## Data for the task
▼▼▼

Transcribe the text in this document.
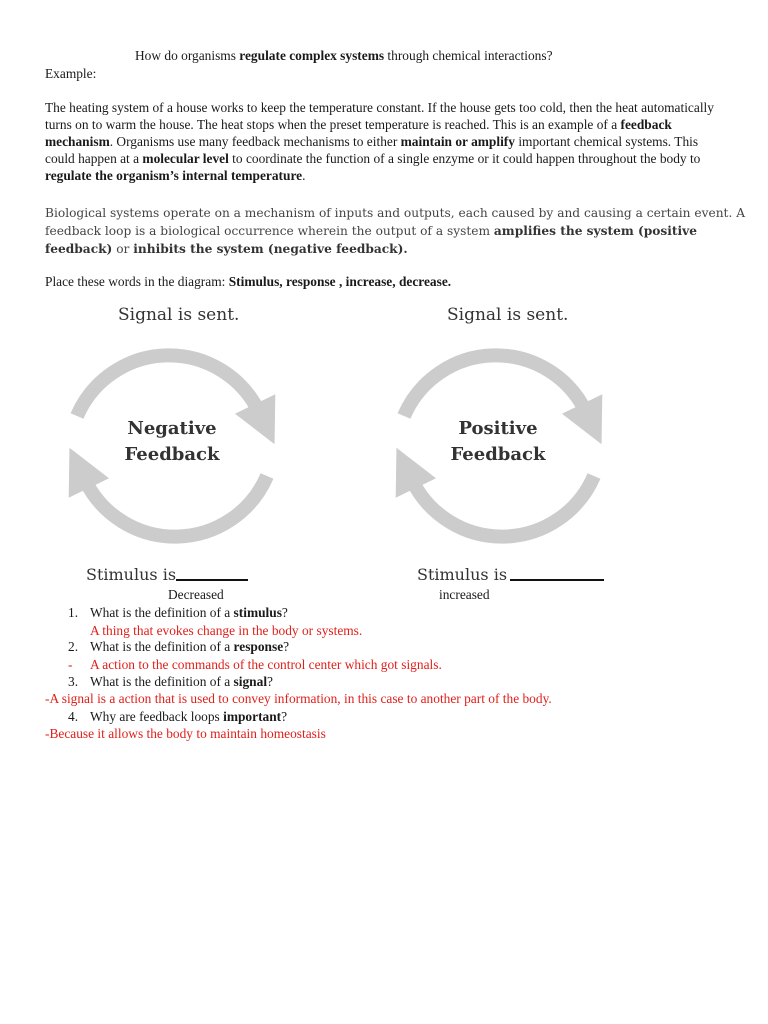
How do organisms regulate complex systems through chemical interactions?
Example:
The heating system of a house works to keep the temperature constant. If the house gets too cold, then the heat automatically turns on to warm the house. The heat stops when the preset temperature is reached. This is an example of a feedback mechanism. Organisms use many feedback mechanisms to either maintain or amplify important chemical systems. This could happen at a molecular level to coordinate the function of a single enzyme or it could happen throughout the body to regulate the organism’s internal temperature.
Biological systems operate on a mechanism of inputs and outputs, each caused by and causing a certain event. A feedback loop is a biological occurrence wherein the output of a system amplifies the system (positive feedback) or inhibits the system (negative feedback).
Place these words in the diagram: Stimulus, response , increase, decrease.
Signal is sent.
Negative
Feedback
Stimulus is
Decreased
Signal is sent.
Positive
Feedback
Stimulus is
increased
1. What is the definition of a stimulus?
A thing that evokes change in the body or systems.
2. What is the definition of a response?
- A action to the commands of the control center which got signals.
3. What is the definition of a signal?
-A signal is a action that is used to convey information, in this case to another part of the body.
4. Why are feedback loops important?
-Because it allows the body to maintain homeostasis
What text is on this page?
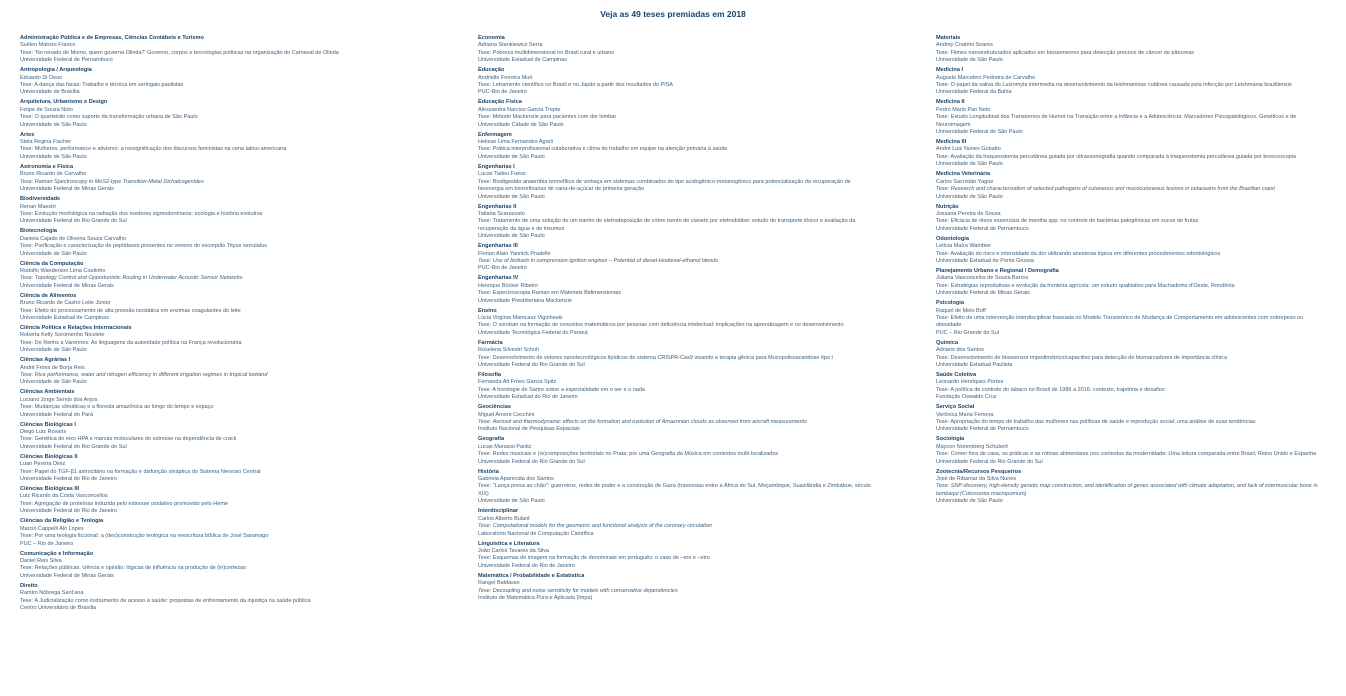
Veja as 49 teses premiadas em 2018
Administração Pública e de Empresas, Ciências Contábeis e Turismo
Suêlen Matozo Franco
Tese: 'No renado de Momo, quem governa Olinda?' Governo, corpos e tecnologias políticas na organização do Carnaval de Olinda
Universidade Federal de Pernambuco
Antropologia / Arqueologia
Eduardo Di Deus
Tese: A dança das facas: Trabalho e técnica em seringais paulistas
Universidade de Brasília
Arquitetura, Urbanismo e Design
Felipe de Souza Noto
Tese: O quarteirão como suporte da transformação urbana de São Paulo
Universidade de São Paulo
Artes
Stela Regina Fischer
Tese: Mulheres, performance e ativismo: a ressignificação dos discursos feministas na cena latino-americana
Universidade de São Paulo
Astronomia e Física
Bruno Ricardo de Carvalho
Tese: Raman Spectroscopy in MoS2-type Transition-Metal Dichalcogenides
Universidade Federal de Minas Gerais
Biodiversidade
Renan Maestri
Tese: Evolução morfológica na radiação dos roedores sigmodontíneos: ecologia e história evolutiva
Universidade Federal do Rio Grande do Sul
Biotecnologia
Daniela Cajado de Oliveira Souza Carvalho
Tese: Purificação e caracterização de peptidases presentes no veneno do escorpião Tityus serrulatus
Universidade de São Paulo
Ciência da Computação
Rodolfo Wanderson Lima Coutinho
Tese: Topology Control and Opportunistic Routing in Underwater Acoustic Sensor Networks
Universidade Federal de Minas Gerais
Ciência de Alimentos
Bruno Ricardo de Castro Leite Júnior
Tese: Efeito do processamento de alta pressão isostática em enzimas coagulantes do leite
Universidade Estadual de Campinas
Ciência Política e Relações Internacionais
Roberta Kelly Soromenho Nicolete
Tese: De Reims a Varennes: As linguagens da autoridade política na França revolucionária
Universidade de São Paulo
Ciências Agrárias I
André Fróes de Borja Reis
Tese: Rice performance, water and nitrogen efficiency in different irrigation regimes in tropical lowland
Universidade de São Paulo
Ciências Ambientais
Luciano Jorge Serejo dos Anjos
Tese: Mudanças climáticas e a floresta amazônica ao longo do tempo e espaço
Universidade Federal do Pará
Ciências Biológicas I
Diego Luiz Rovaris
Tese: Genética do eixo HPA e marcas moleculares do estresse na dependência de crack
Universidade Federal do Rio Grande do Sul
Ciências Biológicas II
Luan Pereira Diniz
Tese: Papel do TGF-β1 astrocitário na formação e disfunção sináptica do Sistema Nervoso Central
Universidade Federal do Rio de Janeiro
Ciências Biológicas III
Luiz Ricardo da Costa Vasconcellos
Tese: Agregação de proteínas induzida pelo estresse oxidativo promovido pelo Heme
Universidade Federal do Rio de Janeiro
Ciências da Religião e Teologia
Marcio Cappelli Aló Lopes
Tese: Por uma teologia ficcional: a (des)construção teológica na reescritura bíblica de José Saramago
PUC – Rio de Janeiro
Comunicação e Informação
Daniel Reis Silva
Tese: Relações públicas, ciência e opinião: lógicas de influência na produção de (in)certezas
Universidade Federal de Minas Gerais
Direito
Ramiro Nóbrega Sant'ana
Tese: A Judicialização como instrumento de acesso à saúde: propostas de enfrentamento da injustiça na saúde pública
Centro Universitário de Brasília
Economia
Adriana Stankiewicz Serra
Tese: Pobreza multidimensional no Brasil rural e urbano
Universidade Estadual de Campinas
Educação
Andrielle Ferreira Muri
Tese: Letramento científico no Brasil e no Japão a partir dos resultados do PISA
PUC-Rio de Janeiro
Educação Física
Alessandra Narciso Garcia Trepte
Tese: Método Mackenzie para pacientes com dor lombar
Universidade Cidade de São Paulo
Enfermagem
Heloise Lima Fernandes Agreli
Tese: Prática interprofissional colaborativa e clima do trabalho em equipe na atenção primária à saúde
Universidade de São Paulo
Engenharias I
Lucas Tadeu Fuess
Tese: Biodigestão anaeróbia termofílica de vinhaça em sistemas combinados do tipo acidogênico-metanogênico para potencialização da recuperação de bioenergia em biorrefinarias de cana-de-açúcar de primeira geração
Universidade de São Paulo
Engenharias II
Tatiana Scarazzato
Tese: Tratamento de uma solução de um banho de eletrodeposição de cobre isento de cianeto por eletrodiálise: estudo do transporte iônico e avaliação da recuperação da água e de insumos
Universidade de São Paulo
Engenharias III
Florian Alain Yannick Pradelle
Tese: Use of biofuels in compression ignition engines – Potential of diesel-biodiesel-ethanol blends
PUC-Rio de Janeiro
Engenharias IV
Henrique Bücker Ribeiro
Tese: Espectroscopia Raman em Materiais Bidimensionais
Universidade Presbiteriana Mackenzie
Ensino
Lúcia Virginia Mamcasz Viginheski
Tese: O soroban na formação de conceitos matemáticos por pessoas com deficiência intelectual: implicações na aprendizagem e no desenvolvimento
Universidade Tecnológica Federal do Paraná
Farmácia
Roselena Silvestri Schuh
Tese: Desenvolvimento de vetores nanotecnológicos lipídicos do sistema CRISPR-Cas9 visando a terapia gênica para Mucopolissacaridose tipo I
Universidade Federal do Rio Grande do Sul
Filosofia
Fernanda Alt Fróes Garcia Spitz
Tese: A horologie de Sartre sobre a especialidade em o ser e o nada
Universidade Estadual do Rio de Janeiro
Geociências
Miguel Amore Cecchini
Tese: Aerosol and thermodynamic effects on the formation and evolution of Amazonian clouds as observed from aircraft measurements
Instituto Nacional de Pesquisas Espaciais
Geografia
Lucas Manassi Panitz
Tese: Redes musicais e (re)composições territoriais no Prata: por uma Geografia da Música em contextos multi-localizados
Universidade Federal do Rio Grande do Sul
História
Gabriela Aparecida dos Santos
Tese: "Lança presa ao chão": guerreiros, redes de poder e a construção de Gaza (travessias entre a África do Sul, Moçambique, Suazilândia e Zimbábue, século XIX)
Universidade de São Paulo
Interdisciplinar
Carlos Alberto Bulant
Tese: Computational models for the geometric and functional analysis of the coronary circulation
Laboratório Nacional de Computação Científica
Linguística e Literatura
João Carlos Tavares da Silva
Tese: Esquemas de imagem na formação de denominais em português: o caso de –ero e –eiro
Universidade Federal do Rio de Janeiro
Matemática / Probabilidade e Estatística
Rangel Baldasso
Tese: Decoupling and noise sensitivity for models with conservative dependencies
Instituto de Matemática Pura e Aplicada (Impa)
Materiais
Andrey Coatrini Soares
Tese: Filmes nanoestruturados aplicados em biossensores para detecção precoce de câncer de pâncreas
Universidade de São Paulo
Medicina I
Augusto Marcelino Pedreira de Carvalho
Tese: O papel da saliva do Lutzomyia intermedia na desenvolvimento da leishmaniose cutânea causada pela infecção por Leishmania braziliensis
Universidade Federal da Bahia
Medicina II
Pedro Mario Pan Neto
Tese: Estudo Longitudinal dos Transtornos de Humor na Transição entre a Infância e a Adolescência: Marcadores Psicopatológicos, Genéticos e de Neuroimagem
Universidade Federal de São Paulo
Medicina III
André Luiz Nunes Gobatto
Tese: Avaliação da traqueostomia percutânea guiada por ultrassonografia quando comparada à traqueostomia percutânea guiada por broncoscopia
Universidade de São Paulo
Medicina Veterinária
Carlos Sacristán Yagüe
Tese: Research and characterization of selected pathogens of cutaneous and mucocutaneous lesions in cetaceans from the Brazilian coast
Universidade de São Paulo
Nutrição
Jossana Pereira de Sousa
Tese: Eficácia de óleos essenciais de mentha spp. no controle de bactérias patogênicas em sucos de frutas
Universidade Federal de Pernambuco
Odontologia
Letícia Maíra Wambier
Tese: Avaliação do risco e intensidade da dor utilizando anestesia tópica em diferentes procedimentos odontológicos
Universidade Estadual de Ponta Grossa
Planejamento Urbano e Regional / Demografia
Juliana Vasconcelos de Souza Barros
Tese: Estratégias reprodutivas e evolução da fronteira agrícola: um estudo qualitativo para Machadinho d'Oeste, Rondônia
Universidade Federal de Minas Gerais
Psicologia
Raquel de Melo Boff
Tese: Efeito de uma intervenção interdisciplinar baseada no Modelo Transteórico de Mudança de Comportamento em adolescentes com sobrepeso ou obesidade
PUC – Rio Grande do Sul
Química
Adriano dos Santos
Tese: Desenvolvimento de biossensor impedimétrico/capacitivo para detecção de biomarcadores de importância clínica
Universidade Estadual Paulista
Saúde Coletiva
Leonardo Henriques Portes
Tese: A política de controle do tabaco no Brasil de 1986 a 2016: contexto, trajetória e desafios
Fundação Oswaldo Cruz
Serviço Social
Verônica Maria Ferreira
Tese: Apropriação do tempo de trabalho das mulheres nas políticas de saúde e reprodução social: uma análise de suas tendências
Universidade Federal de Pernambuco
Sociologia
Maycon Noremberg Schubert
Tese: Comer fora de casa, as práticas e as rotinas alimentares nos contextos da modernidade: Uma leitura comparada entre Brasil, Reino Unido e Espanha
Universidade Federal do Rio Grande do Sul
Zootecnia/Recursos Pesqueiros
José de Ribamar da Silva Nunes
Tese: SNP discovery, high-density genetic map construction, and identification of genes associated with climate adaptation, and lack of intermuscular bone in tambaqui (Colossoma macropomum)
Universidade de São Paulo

▲▲▲

## Assigned task
Wherever the word "Materiais" turns up in a line of the entries above, copy that line.

## Answer section
Tese: Espectroscopia Raman em Materiais Bidimensionais
Materiais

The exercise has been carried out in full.